> _BRANO ESTRATTO_:
-.-.-

Le situazioni che viviamo ci educano poi a focalizzarci su alcuni precisi aspetti della realtà, di noi stessi e di ciò che incontriamo. Dove tende a fermarsi la nostra attenzione quando guardiamo, e quali aspetti vengono lasciati ai margini?

In occasione di alcuni incontri di formazione con insegnanti, cercavo di riflettere insieme con loro sull’uso sempre più diffuso e invasivo dei cellulari. L’intento non era quello di demonizzarne l’uso, il che sarebbe oltretutto ingiusto, visto che aspetti positivi e usi creativi non mancano. L’uso continuo del telefonino, però, rappresenta un continuo vedere da vicino, verso il basso, con la tendenza a escludere dalla vista chi è prossimo (anche solo il vicino di posto su un mezzo di trasporto). Tende a disabituare all’osservazione diretta, al soffermarsi con attenzione sulle cose, e a volte alla contemplazione di personaggi e scenari. L’uso prolungato ha inoltre e spesso il potere di fagocitare altre sensibilità. Penso alla difficoltà di restare in ascolto di tutti i suoni e rumori del paesaggio sonoro. Questo esempio porta anche a chiedersi: quanto, nella nostra conoscenza del mondo, delle persone, riusciamo a mettere in dialogo i nostri sensi, senza privilegiare e assolutizzare il senso della vista (così sollecitato anche dai media), per avere una visione più comprensiva e complessa dell’umano? «L’ascolto avvicina lo sguardo alle cose» dice efficacemente Tullia Gianoncelli, antropologa. È quanto io stessa ho vissuto nell’ascolto di tanti ragazzi e ragazze. La possibilità di farsi vicini alle situazioni e alle persone sta proprio in un guardare, in una capacità di osservare con attenzione i dettagli, le espressioni, i gesti, mettendoli però sempre in rapporto coi racconti, le parole e i significati dei protagonisti delle storie, senza alcuna pretesa di dominare i significati altrui, e con la capacità di sentire l’altro.

-.-.-

Dati estratti da una raccolta
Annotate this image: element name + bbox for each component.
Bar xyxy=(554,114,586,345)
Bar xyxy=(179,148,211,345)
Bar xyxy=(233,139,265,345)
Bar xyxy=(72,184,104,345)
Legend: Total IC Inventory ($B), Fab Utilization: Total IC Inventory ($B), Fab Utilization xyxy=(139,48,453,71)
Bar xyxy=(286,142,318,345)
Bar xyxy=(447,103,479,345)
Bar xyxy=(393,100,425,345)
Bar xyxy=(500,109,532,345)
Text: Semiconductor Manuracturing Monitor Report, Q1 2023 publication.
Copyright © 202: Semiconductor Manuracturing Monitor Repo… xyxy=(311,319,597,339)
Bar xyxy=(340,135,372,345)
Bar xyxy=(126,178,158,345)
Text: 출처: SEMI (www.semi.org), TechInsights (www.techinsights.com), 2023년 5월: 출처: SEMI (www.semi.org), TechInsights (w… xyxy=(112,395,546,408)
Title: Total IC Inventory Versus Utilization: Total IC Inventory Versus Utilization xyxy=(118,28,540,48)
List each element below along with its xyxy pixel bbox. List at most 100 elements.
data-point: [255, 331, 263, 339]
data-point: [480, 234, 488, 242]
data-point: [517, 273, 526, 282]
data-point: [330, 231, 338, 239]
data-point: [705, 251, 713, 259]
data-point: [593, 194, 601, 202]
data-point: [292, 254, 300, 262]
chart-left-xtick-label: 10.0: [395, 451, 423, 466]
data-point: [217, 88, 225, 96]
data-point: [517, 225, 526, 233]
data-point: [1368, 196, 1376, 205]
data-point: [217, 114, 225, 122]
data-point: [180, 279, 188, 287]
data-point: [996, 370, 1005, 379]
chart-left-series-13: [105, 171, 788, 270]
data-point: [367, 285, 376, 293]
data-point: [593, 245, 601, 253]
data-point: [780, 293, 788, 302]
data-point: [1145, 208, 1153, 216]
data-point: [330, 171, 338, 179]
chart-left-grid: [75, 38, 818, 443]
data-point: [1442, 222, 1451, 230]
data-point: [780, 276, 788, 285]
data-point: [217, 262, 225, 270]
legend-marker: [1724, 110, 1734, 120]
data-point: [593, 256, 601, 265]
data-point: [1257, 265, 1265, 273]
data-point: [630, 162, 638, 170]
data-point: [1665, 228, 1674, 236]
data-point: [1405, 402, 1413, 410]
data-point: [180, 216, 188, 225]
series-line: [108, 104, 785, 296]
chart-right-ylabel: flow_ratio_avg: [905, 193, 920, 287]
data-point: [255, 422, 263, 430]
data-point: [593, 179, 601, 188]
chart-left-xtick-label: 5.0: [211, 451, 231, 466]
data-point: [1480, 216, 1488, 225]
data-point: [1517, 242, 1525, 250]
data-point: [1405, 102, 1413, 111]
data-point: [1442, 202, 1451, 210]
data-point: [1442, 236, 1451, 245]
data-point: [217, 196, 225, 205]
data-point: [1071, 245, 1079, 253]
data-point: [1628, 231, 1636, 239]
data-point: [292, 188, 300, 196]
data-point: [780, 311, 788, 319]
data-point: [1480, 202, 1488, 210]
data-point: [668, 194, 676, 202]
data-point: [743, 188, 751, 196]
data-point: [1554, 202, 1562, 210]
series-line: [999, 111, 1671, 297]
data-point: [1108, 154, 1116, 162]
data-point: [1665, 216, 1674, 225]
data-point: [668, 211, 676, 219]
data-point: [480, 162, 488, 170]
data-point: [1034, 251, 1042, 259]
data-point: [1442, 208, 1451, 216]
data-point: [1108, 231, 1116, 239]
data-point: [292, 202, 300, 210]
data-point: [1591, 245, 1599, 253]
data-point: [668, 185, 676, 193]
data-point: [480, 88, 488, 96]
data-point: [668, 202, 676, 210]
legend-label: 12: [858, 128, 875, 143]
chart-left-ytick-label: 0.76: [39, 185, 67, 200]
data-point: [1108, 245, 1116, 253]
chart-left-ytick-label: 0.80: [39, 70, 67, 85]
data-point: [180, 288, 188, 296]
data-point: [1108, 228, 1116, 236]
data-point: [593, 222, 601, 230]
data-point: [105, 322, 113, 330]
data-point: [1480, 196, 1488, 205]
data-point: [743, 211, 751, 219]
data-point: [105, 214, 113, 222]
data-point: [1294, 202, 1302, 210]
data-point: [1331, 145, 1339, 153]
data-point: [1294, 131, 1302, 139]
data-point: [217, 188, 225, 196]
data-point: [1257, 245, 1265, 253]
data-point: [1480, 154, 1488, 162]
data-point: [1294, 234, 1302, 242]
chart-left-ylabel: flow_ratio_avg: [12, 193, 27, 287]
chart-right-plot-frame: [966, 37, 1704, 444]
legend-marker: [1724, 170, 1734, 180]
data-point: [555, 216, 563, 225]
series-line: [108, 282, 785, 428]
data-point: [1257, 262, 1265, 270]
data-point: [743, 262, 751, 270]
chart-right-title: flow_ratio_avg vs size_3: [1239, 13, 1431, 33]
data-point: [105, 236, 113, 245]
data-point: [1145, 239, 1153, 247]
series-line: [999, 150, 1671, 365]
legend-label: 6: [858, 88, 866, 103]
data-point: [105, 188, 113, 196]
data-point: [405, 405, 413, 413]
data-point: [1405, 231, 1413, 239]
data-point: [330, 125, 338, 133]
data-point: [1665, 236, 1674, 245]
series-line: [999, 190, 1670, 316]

-.-.-

> _OBIETTIVI_:
1. Nel brano sull'uso dei cellulari, quale professione viene attribuita a Tullia Gianoncelli?
2. Riduci a un elenco puntato il paragrafo del brano sull'uso dei cellulari che inizia con "In occasione di alcuni incontri di formazione", conservandone i fatti principali.
3. Riprendi il brano sull'uso dei cellulari dal punto in cui si interrompe e prosegui il testo.

> _COMPITI SVOLTI_:
1. È un'antropologa.

2.
- Durante alcuni incontri di formazione con insegnanti si è riflettuto sull'uso sempre più diffuso e invasivo dei cellulari. L'intento non era demonizzarlo, perché non mancano aspetti positivi e usi creativi.
- L'uso continuo del telefonino è un vedere da vicino e verso il basso, che tende a escludere dalla vista chi è prossimo.
- Disabitua all'osservazione diretta, al soffermarsi con attenzione sulle cose e talvolta alla contemplazione.
- L'uso prolungato spesso fagocita altre sensibilità, per esempio l'ascolto dei suoni e dei rumori del paesaggio sonoro.
- Ne nasce una domanda: quanto riusciamo a far dialogare i sensi senza assolutizzare la vista, per avere una visione più comprensiva e complessa dell'umano?
- L'antropologa Tullia Gianoncelli afferma: «L'ascolto avvicina lo sguardo alle cose». L'esperienza di ascolto di tanti ragazzi e ragazze lo conferma.
- Farsi vicini a persone e situazioni significa osservare con attenzione dettagli, espressioni e gesti. Vanno messi in rapporto con i racconti, le parole e i significati dei protagonisti, senza pretendere di dominarli e sapendo sentire l'altro.

3.
Nel nostro mondo, così pieno di armi di distrazione di massa, quello che vediamo, nella nostra quotidianità, quali sentimenti e quali emozioni ci fa provare più spesso? A quali sentimenti ed emozioni ci educa con maggiore forza? Quello che vediamo cosa tende a evocare, a farci ricordare delle nostre storie o esperienze di vita? Mettere in relazione ciò che vediamo con le emozioni suscitate permette di non lasciare semplicemente passare la vita, ma di assaporarla, di fermare nel tempo ciò che si sente.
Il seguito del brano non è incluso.